_Challenge:_ Write out the records again, exactly, leaving none out.

** Begin Data for this task **

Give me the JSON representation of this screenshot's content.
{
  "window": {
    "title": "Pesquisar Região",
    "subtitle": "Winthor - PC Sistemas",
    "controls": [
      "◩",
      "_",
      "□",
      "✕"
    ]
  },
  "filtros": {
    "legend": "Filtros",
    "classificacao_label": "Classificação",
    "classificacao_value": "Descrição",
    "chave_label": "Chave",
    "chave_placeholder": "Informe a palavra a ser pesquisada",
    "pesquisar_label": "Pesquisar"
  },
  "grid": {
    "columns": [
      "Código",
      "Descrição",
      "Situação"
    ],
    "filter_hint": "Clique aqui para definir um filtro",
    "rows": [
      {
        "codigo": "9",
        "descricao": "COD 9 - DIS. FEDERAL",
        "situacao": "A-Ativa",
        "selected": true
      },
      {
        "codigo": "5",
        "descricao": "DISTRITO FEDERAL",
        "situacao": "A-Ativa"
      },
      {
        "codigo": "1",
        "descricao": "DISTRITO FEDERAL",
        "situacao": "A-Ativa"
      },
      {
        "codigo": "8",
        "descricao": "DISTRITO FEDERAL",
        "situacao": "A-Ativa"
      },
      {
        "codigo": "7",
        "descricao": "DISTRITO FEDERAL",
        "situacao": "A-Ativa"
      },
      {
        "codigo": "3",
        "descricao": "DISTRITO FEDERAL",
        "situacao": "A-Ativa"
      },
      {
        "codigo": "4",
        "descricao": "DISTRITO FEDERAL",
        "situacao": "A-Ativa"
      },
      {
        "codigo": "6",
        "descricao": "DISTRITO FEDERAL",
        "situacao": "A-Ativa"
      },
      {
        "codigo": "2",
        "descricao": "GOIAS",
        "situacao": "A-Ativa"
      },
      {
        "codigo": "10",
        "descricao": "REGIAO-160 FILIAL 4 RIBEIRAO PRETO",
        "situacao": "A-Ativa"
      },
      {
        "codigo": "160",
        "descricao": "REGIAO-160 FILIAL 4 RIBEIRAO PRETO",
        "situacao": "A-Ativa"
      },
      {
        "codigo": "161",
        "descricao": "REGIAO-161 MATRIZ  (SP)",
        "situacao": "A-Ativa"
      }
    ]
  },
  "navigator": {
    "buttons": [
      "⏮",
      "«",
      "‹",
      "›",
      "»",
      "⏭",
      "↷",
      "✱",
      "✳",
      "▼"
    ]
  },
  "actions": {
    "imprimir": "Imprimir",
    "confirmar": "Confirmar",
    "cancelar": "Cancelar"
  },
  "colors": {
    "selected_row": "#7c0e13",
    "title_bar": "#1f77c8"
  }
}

** End Data for this task **

_Written solution:_
Give me the JSON representation of this screenshot's content.
{
  "window": {
    "title": "Pesquisar Região",
    "subtitle": "Winthor - PC Sistemas",
    "controls": [
      "◩",
      "_",
      "□",
      "✕"
    ]
  },
  "filtros": {
    "legend": "Filtros",
    "classificacao_label": "Classificação",
    "classificacao_value": "Descrição",
    "chave_label": "Chave",
    "chave_placeholder": "Informe a palavra a ser pesquisada",
    "pesquisar_label": "Pesquisar"
  },
  "grid": {
    "columns": [
      "Código",
      "Descrição",
      "Situação"
    ],
    "filter_hint": "Clique aqui para definir um filtro",
    "rows": [
      {
        "codigo": "9",
        "descricao": "COD 9 - DIS. FEDERAL",
        "situacao": "A-Ativa",
        "selected": true
      },
      {
        "codigo": "5",
        "descricao": "DISTRITO FEDERAL",
        "situacao": "A-Ativa"
      },
      {
        "codigo": "1",
        "descricao": "DISTRITO FEDERAL",
        "situacao": "A-Ativa"
      },
      {
        "codigo": "8",
        "descricao": "DISTRITO FEDERAL",
        "situacao": "A-Ativa"
      },
      {
        "codigo": "7",
        "descricao": "DISTRITO FEDERAL",
        "situacao": "A-Ativa"
      },
      {
        "codigo": "3",
        "descricao": "DISTRITO FEDERAL",
        "situacao": "A-Ativa"
      },
      {
        "codigo": "4",
        "descricao": "DISTRITO FEDERAL",
        "situacao": "A-Ativa"
      },
      {
        "codigo": "6",
        "descricao": "DISTRITO FEDERAL",
        "situacao": "A-Ativa"
      },
      {
        "codigo": "2",
        "descricao": "GOIAS",
        "situacao": "A-Ativa"
      },
      {
        "codigo": "10",
        "descricao": "REGIAO-160 FILIAL 4 RIBEIRAO PRETO",
        "situacao": "A-Ativa"
      },
      {
        "codigo": "160",
        "descricao": "REGIAO-160 FILIAL 4 RIBEIRAO PRETO",
        "situacao": "A-Ativa"
      },
      {
        "codigo": "161",
        "descricao": "REGIAO-161 MATRIZ  (SP)",
        "situacao": "A-Ativa"
      }
    ]
  },
  "navigator": {
    "buttons": [
      "⏮",
      "«",
      "‹",
      "›",
      "»",
      "⏭",
      "↷",
      "✱",
      "✳",
      "▼"
    ]
  },
  "actions": {
    "imprimir": "Imprimir",
    "confirmar": "Confirmar",
    "cancelar": "Cancelar"
  },
  "colors": {
    "selected_row": "#7c0e13",
    "title_bar": "#1f77c8"
  }
}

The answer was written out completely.